(Stored dataset items)
----

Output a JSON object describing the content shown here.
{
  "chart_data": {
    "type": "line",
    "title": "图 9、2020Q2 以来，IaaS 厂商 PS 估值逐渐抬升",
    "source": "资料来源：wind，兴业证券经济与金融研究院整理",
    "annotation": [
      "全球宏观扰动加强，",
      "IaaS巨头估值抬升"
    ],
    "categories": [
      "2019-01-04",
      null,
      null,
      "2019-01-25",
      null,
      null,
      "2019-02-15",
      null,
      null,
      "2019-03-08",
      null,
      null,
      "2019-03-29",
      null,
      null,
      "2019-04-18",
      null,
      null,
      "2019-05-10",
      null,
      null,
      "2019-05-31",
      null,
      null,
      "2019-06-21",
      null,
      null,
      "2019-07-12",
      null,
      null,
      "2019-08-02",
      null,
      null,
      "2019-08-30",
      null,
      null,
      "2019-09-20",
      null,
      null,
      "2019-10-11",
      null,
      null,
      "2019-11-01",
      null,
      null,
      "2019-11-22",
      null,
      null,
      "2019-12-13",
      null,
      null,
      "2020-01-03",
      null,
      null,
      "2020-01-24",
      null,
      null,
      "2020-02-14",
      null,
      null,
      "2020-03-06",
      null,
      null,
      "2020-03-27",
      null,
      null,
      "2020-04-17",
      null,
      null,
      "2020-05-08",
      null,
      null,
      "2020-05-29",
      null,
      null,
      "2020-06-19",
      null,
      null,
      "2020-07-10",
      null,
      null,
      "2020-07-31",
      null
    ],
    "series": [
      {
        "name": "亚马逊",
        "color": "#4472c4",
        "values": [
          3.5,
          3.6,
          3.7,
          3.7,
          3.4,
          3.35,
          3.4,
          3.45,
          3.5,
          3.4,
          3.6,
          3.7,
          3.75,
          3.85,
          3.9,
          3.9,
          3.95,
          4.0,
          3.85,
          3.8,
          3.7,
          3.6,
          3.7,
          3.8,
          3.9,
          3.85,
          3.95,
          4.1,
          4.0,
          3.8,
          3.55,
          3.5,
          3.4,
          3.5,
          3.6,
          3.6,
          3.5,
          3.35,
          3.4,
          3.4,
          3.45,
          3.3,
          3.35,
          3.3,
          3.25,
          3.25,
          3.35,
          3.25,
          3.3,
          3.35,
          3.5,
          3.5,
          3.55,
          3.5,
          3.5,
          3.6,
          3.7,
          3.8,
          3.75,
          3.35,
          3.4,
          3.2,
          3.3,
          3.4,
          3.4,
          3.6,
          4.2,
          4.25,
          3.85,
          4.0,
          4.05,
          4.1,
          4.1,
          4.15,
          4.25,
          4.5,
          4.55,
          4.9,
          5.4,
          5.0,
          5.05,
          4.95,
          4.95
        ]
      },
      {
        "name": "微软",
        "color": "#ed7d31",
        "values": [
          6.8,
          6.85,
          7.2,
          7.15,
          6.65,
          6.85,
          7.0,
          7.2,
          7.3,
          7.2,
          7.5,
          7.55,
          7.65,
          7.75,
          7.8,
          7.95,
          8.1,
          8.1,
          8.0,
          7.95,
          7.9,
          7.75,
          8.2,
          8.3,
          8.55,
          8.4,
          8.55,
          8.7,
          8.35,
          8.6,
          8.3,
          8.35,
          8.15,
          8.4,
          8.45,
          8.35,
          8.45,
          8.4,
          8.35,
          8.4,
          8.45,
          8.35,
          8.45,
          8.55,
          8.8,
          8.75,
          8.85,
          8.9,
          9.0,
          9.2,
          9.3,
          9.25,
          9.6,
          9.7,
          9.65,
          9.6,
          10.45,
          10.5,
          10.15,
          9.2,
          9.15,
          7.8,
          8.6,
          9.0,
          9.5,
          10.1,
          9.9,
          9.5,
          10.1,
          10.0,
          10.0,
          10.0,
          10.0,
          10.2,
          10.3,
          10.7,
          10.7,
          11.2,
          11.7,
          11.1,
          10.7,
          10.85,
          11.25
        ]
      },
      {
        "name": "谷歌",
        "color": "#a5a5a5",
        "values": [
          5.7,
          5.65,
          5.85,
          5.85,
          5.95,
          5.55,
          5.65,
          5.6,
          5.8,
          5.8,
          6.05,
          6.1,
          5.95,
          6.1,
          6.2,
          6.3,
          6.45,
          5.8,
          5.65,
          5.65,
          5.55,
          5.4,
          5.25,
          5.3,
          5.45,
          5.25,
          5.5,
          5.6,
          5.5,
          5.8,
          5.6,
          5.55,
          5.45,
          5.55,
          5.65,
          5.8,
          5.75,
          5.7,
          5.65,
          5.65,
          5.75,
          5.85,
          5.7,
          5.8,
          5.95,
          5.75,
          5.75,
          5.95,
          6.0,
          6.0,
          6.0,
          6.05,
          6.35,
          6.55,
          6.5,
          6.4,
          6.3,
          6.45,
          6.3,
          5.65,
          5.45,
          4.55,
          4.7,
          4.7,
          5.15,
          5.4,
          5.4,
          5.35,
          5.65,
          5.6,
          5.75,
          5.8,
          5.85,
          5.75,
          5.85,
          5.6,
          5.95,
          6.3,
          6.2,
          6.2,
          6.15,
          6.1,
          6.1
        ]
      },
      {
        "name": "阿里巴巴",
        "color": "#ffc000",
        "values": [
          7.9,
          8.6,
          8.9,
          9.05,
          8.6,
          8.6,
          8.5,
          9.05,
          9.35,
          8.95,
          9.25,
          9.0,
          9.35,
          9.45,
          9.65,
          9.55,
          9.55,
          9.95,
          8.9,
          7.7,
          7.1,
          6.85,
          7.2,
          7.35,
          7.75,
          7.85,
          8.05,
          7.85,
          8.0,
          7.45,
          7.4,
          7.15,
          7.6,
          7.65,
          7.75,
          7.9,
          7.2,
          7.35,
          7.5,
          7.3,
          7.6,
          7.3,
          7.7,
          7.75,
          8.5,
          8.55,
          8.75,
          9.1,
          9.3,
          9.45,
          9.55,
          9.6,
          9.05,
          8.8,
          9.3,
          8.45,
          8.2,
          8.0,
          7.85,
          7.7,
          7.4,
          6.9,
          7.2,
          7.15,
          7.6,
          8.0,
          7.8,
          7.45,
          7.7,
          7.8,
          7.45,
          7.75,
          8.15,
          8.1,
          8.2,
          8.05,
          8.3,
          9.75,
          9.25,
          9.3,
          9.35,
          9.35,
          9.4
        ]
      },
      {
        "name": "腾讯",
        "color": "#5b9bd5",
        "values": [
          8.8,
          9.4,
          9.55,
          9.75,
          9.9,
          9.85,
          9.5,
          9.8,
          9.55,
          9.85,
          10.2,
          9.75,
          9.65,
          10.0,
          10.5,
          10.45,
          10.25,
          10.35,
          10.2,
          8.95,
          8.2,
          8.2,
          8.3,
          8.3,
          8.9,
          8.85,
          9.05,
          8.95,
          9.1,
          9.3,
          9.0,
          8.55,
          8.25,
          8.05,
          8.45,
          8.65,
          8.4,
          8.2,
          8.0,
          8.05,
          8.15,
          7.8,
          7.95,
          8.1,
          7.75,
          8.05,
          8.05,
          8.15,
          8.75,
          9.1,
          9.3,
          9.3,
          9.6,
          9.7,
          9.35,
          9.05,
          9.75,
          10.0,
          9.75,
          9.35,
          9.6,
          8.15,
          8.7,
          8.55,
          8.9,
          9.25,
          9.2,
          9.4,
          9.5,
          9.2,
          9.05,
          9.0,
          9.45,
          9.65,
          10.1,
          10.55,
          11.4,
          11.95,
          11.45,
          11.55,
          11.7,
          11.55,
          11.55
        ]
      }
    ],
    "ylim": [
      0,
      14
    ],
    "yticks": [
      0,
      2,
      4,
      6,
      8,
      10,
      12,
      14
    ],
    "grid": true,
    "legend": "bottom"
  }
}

----

* What you are asked to do *
The word "color" appears in how many lines of the records? Give the number only.

* Complete output *
5